SUPPLIED DATA ▸
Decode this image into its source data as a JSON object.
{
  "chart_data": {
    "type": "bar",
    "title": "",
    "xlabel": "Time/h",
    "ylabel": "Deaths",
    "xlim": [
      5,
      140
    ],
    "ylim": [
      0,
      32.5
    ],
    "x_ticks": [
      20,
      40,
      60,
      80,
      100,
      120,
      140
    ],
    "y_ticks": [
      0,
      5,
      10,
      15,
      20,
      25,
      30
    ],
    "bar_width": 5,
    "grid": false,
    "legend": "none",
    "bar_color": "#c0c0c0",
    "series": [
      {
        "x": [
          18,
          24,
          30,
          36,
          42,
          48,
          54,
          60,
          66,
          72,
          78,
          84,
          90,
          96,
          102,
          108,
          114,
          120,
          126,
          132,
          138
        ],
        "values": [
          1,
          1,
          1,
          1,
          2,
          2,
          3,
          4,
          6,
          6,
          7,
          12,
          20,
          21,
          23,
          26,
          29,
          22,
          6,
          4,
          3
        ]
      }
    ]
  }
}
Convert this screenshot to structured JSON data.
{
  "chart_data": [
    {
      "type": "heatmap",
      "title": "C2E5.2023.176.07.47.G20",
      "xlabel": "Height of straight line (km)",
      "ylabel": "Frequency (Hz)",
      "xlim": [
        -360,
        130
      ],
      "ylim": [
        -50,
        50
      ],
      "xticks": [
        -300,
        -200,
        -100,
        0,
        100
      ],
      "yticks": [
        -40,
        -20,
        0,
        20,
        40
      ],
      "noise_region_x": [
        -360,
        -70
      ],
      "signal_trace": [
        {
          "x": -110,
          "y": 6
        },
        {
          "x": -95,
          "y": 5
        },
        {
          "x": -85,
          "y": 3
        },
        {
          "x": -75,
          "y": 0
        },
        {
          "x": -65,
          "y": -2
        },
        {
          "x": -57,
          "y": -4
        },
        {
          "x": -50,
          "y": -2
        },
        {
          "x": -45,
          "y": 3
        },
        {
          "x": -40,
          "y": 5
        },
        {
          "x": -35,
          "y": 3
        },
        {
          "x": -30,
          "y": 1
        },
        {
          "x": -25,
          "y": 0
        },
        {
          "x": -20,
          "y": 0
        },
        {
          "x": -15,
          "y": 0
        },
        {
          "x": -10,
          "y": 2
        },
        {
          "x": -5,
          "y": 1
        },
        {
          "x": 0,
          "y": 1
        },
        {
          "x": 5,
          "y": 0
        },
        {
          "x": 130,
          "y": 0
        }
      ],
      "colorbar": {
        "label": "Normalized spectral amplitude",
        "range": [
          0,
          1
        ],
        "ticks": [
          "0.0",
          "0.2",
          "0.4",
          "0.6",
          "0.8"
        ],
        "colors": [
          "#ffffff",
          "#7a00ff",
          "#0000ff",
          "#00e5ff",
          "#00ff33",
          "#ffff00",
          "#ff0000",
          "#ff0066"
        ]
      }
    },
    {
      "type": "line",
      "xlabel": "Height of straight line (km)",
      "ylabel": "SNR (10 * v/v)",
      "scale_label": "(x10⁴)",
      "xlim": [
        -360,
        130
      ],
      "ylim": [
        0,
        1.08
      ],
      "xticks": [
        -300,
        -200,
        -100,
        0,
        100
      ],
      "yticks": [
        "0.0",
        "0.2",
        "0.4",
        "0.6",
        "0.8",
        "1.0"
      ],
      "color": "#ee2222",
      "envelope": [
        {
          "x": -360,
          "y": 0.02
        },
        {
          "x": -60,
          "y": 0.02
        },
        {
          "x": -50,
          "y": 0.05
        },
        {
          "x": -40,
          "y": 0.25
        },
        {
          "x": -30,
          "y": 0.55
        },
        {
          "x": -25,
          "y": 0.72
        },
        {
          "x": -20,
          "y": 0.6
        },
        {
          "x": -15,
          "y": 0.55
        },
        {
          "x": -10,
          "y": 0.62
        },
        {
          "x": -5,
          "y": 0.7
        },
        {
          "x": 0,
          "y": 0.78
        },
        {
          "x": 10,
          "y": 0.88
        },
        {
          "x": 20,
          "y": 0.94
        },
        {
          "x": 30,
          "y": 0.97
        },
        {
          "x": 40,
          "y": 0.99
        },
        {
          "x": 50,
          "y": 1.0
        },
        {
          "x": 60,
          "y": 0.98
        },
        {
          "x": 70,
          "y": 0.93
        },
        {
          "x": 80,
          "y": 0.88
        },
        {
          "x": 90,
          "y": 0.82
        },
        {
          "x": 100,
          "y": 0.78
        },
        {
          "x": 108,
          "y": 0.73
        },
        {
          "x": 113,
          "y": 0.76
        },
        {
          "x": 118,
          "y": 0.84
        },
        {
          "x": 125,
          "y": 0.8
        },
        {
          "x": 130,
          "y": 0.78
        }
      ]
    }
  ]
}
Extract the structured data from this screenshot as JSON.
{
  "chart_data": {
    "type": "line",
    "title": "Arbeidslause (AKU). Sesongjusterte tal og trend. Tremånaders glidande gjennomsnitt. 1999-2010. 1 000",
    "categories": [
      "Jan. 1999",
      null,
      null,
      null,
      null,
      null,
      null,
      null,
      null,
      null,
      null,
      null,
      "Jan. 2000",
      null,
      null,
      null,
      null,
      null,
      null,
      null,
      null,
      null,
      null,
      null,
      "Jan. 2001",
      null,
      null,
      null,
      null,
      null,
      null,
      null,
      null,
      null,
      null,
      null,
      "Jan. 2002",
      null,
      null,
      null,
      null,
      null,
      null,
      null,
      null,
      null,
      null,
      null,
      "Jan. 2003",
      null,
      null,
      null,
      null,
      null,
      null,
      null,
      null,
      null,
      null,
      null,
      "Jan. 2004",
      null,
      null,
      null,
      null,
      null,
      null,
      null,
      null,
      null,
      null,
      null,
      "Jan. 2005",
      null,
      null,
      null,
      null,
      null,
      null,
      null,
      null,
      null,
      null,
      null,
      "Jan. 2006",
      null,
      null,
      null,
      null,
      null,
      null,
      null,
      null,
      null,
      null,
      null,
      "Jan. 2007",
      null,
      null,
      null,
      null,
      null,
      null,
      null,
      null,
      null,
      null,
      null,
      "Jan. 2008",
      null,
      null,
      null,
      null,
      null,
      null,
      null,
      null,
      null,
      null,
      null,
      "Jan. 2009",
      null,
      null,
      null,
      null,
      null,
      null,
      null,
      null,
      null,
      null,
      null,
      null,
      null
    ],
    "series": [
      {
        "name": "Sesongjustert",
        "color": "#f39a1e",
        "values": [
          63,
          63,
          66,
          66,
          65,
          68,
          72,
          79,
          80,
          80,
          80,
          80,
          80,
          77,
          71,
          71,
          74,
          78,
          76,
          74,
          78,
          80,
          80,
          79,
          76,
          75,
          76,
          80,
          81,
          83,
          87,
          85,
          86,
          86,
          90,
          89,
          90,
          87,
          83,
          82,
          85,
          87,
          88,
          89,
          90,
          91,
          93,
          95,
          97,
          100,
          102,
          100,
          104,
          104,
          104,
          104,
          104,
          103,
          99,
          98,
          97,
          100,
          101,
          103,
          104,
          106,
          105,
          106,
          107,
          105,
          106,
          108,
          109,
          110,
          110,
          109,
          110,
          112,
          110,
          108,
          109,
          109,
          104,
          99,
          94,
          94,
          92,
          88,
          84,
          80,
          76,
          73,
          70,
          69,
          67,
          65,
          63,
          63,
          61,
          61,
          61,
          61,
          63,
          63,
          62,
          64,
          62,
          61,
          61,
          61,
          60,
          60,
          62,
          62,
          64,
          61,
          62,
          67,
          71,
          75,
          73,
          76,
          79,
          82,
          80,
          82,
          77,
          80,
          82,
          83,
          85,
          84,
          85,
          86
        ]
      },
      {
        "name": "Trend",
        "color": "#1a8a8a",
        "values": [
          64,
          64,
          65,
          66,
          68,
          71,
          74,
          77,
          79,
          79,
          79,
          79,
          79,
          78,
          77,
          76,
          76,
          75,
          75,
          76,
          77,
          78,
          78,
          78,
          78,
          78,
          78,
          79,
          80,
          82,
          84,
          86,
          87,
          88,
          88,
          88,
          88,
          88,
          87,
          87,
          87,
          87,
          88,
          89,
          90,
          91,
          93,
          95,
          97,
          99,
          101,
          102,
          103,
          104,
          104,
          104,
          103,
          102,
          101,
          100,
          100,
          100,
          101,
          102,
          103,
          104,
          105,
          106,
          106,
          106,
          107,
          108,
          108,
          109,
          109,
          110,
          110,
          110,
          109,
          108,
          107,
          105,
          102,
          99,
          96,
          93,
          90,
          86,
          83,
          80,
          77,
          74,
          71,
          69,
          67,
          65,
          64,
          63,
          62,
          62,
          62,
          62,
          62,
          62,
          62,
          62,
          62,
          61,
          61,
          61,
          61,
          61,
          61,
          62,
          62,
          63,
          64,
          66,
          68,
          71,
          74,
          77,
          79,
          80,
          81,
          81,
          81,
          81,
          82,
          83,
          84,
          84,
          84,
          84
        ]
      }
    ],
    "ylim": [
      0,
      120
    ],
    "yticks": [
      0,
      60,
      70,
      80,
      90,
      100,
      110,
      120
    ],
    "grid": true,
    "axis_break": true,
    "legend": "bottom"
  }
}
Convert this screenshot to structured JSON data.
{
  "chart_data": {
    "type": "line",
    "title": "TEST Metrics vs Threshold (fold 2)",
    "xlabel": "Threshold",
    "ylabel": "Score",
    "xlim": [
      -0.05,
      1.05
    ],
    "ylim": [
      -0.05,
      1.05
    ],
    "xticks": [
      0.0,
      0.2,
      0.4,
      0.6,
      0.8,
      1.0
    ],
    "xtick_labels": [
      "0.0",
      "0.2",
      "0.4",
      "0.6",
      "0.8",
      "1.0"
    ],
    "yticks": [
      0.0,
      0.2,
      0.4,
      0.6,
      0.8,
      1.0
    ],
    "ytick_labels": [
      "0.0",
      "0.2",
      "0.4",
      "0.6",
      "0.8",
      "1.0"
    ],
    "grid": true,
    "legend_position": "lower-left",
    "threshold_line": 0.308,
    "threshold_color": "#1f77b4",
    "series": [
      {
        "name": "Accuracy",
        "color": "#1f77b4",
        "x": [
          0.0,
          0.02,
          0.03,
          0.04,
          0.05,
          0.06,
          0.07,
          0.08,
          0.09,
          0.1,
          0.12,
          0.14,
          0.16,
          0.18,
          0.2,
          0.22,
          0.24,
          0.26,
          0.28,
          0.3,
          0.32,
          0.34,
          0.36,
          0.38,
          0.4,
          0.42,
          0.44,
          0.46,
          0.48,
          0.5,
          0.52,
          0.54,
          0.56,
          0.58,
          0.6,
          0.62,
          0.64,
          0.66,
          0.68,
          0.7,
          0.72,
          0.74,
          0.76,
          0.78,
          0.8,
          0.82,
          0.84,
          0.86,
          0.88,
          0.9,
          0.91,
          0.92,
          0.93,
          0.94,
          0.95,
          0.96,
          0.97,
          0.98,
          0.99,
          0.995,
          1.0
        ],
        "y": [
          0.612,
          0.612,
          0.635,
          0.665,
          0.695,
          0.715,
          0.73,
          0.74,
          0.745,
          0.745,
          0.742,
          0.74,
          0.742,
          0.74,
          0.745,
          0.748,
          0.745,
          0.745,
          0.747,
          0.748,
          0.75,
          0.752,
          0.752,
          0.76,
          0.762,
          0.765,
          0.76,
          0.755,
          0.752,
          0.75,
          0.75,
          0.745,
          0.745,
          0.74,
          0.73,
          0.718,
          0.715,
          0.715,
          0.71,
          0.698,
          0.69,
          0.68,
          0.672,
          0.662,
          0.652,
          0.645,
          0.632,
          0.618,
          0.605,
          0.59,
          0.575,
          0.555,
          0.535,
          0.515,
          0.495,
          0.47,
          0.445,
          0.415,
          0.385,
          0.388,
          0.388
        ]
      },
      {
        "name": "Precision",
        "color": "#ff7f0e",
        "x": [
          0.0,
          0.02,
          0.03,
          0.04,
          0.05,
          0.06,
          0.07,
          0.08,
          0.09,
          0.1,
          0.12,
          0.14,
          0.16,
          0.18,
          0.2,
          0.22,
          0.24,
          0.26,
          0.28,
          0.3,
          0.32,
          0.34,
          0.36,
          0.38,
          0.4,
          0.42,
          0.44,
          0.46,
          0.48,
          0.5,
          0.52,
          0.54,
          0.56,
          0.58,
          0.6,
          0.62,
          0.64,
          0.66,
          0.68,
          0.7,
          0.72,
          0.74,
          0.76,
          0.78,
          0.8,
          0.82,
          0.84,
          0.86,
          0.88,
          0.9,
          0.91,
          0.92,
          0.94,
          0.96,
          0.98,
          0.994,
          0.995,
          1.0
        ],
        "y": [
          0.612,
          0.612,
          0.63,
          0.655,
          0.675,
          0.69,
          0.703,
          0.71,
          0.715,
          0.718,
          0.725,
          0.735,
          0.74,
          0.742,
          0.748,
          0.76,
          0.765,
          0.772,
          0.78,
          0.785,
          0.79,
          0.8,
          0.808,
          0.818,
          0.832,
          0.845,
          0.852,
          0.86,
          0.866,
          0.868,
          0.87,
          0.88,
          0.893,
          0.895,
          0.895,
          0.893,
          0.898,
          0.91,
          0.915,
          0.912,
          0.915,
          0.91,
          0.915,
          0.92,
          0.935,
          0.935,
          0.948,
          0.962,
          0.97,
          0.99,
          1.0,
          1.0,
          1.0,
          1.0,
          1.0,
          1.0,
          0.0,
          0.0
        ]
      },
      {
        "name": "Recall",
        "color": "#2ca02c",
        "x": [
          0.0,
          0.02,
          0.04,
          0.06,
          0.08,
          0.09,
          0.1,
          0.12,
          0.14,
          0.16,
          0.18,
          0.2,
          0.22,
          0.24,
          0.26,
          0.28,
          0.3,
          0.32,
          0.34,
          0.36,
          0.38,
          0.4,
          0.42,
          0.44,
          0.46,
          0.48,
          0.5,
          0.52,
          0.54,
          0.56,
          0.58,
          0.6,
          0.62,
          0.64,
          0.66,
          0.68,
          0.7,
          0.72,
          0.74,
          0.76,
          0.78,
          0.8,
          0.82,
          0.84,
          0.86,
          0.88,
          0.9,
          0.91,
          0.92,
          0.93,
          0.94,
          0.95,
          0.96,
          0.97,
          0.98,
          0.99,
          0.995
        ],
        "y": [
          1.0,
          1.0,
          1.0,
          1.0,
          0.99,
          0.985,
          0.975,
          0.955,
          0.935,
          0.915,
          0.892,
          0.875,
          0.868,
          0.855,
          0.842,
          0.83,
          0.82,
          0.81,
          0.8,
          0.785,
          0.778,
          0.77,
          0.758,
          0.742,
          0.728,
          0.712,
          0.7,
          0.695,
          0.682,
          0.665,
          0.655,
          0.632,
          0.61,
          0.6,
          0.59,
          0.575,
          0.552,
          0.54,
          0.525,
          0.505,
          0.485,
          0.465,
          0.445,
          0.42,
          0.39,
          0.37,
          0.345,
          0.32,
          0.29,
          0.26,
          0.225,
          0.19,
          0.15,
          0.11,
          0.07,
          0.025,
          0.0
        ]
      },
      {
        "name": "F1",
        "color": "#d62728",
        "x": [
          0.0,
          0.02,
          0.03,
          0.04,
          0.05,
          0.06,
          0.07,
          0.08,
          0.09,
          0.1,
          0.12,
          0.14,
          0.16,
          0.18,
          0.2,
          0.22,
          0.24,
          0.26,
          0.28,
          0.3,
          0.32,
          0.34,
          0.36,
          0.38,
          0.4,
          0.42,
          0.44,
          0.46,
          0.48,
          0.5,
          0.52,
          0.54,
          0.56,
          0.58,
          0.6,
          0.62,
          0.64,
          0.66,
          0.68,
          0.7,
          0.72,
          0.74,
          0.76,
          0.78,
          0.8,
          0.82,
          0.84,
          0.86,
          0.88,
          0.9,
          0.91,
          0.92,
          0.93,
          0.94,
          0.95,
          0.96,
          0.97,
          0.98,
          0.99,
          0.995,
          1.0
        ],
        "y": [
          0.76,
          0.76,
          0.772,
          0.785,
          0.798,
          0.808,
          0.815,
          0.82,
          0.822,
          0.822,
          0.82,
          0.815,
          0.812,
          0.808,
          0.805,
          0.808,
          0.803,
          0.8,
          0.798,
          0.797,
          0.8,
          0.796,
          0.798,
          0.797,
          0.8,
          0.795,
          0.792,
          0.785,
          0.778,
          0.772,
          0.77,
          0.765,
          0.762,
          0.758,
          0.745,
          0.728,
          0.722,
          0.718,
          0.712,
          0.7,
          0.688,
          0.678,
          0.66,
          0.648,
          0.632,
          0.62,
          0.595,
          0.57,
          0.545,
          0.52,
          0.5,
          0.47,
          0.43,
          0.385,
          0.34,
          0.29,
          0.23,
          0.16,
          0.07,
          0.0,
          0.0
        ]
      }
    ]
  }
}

TASK TO CARRY OUT ▸ Find how many lines of the entries contain "this". Respond with the number only.

SOLUTION TO THE PROBLEM ▸ 4